::: GIVEN RECORDS :::

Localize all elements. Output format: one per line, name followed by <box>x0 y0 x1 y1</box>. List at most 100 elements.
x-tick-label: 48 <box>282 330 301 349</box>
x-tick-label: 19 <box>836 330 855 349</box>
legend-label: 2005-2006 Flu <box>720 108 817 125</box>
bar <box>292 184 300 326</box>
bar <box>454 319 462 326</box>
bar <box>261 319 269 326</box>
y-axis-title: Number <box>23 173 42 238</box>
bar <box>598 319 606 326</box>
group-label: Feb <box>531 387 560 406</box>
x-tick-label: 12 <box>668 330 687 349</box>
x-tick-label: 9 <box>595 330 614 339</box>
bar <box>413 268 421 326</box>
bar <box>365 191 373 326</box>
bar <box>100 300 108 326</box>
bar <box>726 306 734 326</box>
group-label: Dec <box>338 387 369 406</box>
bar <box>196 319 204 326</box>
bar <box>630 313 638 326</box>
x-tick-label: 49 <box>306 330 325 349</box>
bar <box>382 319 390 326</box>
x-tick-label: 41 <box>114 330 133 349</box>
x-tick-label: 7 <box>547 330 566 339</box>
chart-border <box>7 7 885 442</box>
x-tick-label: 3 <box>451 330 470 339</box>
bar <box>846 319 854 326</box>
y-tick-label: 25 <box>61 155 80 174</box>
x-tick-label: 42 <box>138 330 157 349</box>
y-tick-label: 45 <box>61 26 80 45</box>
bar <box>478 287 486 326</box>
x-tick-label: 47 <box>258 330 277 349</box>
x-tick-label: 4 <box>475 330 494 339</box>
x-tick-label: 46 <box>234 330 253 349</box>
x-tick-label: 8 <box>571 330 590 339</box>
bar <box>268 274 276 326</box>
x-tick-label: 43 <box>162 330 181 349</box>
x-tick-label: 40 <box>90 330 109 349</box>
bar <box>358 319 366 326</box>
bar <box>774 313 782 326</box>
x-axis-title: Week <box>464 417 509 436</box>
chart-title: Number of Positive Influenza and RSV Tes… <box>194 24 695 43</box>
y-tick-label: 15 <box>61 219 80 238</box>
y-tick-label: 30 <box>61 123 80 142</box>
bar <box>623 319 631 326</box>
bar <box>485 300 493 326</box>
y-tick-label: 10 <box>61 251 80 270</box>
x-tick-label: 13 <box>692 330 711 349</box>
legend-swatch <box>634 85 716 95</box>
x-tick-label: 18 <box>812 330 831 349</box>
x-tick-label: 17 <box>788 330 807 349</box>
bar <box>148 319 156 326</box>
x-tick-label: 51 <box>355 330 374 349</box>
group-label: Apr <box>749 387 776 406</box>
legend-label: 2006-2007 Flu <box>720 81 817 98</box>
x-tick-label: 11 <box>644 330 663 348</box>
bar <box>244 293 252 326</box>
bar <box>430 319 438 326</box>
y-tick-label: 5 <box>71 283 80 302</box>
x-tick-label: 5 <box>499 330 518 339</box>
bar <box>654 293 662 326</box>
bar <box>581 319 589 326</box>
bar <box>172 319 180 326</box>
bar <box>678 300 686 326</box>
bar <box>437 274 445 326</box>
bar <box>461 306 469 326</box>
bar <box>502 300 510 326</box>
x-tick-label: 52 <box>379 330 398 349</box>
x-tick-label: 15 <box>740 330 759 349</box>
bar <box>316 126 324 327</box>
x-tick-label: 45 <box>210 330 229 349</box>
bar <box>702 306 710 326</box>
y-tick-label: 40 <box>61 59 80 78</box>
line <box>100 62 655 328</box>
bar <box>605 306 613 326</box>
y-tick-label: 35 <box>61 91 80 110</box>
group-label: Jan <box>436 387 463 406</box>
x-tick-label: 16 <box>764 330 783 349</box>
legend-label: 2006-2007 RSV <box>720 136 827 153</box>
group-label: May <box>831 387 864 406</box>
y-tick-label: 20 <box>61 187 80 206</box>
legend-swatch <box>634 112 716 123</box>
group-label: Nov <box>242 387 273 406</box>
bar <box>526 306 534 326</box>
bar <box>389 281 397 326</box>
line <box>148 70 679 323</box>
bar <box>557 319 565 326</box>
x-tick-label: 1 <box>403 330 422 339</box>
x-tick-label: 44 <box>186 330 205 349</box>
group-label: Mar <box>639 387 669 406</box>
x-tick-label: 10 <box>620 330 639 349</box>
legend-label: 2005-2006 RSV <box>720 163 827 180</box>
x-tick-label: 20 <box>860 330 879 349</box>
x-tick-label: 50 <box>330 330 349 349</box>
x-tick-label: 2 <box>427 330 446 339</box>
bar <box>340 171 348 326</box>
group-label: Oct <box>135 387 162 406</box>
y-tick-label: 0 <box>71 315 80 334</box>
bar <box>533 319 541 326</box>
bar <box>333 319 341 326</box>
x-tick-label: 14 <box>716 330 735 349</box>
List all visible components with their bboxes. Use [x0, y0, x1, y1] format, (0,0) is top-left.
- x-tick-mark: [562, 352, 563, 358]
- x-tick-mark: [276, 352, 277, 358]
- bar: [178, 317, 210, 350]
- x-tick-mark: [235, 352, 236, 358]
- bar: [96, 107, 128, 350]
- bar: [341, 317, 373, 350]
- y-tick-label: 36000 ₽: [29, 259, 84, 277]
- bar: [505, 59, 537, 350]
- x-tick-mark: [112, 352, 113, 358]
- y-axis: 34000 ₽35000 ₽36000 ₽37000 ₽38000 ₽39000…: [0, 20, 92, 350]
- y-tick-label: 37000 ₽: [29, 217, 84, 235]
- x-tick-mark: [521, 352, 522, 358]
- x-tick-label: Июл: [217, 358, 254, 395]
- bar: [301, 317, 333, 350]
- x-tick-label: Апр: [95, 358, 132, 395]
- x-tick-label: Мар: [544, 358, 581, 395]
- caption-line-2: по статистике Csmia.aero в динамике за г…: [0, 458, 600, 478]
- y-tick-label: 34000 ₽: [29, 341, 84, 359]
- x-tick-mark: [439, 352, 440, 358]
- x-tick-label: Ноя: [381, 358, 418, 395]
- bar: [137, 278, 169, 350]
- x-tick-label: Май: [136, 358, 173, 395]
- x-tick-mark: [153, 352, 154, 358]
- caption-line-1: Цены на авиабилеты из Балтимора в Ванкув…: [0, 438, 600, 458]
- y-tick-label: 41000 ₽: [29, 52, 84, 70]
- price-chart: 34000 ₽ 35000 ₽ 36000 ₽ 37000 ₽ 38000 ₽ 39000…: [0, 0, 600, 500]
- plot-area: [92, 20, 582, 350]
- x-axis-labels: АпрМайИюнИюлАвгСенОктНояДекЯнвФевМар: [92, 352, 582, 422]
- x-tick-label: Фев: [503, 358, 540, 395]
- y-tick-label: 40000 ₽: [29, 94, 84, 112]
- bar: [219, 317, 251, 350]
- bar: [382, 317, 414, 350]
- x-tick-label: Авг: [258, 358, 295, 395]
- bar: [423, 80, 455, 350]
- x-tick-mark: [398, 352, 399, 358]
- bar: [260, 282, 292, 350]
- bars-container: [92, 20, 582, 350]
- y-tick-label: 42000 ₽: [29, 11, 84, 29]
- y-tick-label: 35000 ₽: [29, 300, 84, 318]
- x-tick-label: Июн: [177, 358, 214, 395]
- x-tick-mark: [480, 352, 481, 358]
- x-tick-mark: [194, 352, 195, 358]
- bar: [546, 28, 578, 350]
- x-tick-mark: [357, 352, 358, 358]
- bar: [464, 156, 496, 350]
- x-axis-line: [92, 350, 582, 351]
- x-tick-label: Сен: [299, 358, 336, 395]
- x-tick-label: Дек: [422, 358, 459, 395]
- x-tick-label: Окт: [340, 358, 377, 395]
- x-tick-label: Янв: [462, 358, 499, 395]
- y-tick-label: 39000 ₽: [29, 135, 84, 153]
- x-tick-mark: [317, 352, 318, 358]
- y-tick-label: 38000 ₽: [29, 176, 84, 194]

:::

> REQUIRED TASK: Output every line of the rows above as a JSON list of strings, one string per line, skipping blank lines.

> FINISHED EXERCISE:
[
  "Localize all elements. Output format: one per line, name followed by <box>x0 y0 x1 y1</box>. List at most 100 elements.",
  "x-tick-label: 48 <box>282 330 301 349</box>",
  "x-tick-label: 19 <box>836 330 855 349</box>",
  "legend-label: 2005-2006 Flu <box>720 108 817 125</box>",
  "bar <box>292 184 300 326</box>",
  "bar <box>454 319 462 326</box>",
  "bar <box>261 319 269 326</box>",
  "y-axis-title: Number <box>23 173 42 238</box>",
  "bar <box>598 319 606 326</box>",
  "group-label: Feb <box>531 387 560 406</box>",
  "x-tick-label: 12 <box>668 330 687 349</box>",
  "x-tick-label: 9 <box>595 330 614 339</box>",
  "bar <box>413 268 421 326</box>",
  "bar <box>365 191 373 326</box>",
  "bar <box>100 300 108 326</box>",
  "bar <box>726 306 734 326</box>",
  "group-label: Dec <box>338 387 369 406</box>",
  "bar <box>196 319 204 326</box>",
  "bar <box>630 313 638 326</box>",
  "x-tick-label: 49 <box>306 330 325 349</box>",
  "bar <box>382 319 390 326</box>",
  "x-tick-label: 41 <box>114 330 133 349</box>",
  "x-tick-label: 7 <box>547 330 566 339</box>",
  "chart-border <box>7 7 885 442</box>",
  "x-tick-label: 3 <box>451 330 470 339</box>",
  "bar <box>846 319 854 326</box>",
  "y-tick-label: 25 <box>61 155 80 174</box>",
  "x-tick-label: 42 <box>138 330 157 349</box>",
  "y-tick-label: 45 <box>61 26 80 45</box>",
  "bar <box>478 287 486 326</box>",
  "x-tick-label: 47 <box>258 330 277 349</box>",
  "x-tick-label: 4 <box>475 330 494 339</box>",
  "x-tick-label: 46 <box>234 330 253 349</box>",
  "x-tick-label: 8 <box>571 330 590 339</box>",
  "bar <box>268 274 276 326</box>",
  "x-tick-label: 43 <box>162 330 181 349</box>",
  "x-tick-label: 40 <box>90 330 109 349</box>",
  "bar <box>358 319 366 326</box>",
  "bar <box>774 313 782 326</box>",
  "x-axis-title: Week <box>464 417 509 436</box>",
  "chart-title: Number of Positive Influenza and RSV Tes… <box>194 24 695 43</box>",
  "y-tick-label: 15 <box>61 219 80 238</box>",
  "y-tick-label: 30 <box>61 123 80 142</box>",
  "bar <box>623 319 631 326</box>",
  "bar <box>485 300 493 326</box>",
  "y-tick-label: 10 <box>61 251 80 270</box>",
  "x-tick-label: 13 <box>692 330 711 349</box>",
  "legend-swatch <box>634 85 716 95</box>",
  "x-tick-label: 18 <box>812 330 831 349</box>",
  "x-tick-label: 17 <box>788 330 807 349</box>",
  "bar <box>148 319 156 326</box>",
  "x-tick-label: 51 <box>355 330 374 349</box>",
  "group-label: Apr <box>749 387 776 406</box>",
  "legend-label: 2006-2007 Flu <box>720 81 817 98</box>",
  "x-tick-label: 11 <box>644 330 663 348</box>",
  "bar <box>244 293 252 326</box>",
  "bar <box>430 319 438 326</box>",
  "y-tick-label: 5 <box>71 283 80 302</box>",
  "x-tick-label: 5 <box>499 330 518 339</box>",
  "bar <box>654 293 662 326</box>",
  "bar <box>581 319 589 326</box>",
  "bar <box>172 319 180 326</box>",
  "bar <box>678 300 686 326</box>",
  "bar <box>437 274 445 326</box>",
  "bar <box>461 306 469 326</box>",
  "bar <box>502 300 510 326</box>",
  "x-tick-label: 52 <box>379 330 398 349</box>",
  "x-tick-label: 15 <box>740 330 759 349</box>",
  "bar <box>316 126 324 327</box>",
  "x-tick-label: 45 <box>210 330 229 349</box>",
  "bar <box>702 306 710 326</box>",
  "y-tick-label: 40 <box>61 59 80 78</box>",
  "line <box>100 62 655 328</box>",
  "bar <box>605 306 613 326</box>",
  "y-tick-label: 35 <box>61 91 80 110</box>",
  "group-label: Jan <box>436 387 463 406</box>",
  "x-tick-label: 16 <box>764 330 783 349</box>",
  "legend-label: 2006-2007 RSV <box>720 136 827 153</box>",
  "group-label: May <box>831 387 864 406</box>",
  "y-tick-label: 20 <box>61 187 80 206</box>",
  "legend-swatch <box>634 112 716 123</box>",
  "group-label: Nov <box>242 387 273 406</box>",
  "bar <box>526 306 534 326</box>",
  "bar <box>389 281 397 326</box>",
  "line <box>148 70 679 323</box>",
  "bar <box>557 319 565 326</box>",
  "x-tick-label: 1 <box>403 330 422 339</box>",
  "x-tick-label: 44 <box>186 330 205 349</box>",
  "group-label: Mar <box>639 387 669 406</box>",
  "x-tick-label: 10 <box>620 330 639 349</box>",
  "legend-label: 2005-2006 RSV <box>720 163 827 180</box>",
  "x-tick-label: 20 <box>860 330 879 349</box>",
  "x-tick-label: 50 <box>330 330 349 349</box>",
  "x-tick-label: 2 <box>427 330 446 339</box>",
  "bar <box>340 171 348 326</box>",
  "group-label: Oct <box>135 387 162 406</box>",
  "y-tick-label: 0 <box>71 315 80 334</box>",
  "bar <box>533 319 541 326</box>",
  "bar <box>333 319 341 326</box>",
  "x-tick-label: 14 <box>716 330 735 349</box>",
  "List all visible components with their bboxes. Use [x0, y0, x1, y1] format, (0,0) is top-left.",
  "- x-tick-mark: [562, 352, 563, 358]",
  "- x-tick-mark: [276, 352, 277, 358]",
  "- bar: [178, 317, 210, 350]",
  "- x-tick-mark: [235, 352, 236, 358]",
  "- bar: [96, 107, 128, 350]",
  "- bar: [341, 317, 373, 350]",
  "- y-tick-label: 36000 ₽: [29, 259, 84, 277]",
  "- bar: [505, 59, 537, 350]",
  "- x-tick-mark: [112, 352, 113, 358]",
  "- y-axis: 34000 ₽35000 ₽36000 ₽37000 ₽38000 ₽39000…: [0, 20, 92, 350]",
  "- y-tick-label: 37000 ₽: [29, 217, 84, 235]",
  "- x-tick-mark: [521, 352, 522, 358]",
  "- x-tick-label: Июл: [217, 358, 254, 395]",
  "- bar: [301, 317, 333, 350]",
  "- x-tick-label: Апр: [95, 358, 132, 395]",
  "- x-tick-label: Мар: [544, 358, 581, 395]",
  "- caption-line-2: по статистике Csmia.aero в динамике за г…: [0, 458, 600, 478]",
  "- y-tick-label: 34000 ₽: [29, 341, 84, 359]",
  "- x-tick-mark: [439, 352, 440, 358]",
  "- x-tick-label: Ноя: [381, 358, 418, 395]",
  "- bar: [137, 278, 169, 350]",
  "- x-tick-label: Май: [136, 358, 173, 395]",
  "- x-tick-mark: [153, 352, 154, 358]",
  "- caption-line-1: Цены на авиабилеты из Балтимора в Ванкув…: [0, 438, 600, 458]",
  "- y-tick-label: 41000 ₽: [29, 52, 84, 70]",
  "- price-chart: 34000 ₽ 35000 ₽ 36000 ₽ 37000 ₽ 38000 ₽ 39000…: [0, 0, 600, 500]",
  "- plot-area: [92, 20, 582, 350]",
  "- x-axis-labels: АпрМайИюнИюлАвгСенОктНояДекЯнвФевМар: [92, 352, 582, 422]",
  "- x-tick-label: Фев: [503, 358, 540, 395]",
  "- y-tick-label: 40000 ₽: [29, 94, 84, 112]",
  "- bar: [219, 317, 251, 350]",
  "- bar: [382, 317, 414, 350]",
  "- x-tick-label: Авг: [258, 358, 295, 395]",
  "- bar: [423, 80, 455, 350]",
  "- x-tick-mark: [398, 352, 399, 358]",
  "- bar: [260, 282, 292, 350]",
  "- bars-container: [92, 20, 582, 350]",
  "- y-tick-label: 42000 ₽: [29, 11, 84, 29]",
  "- y-tick-label: 35000 ₽: [29, 300, 84, 318]",
  "- x-tick-label: Июн: [177, 358, 214, 395]",
  "- x-tick-mark: [480, 352, 481, 358]",
  "- x-tick-mark: [194, 352, 195, 358]",
  "- bar: [546, 28, 578, 350]",
  "- x-tick-mark: [357, 352, 358, 358]",
  "- bar: [464, 156, 496, 350]",
  "- x-axis-line: [92, 350, 582, 351]",
  "- x-tick-label: Сен: [299, 358, 336, 395]",
  "- x-tick-label: Дек: [422, 358, 459, 395]",
  "- x-tick-label: Окт: [340, 358, 377, 395]",
  "- x-tick-label: Янв: [462, 358, 499, 395]",
  "- y-tick-label: 39000 ₽: [29, 135, 84, 153]",
  "- x-tick-mark: [317, 352, 318, 358]",
  "- y-tick-label: 38000 ₽: [29, 176, 84, 194]"
]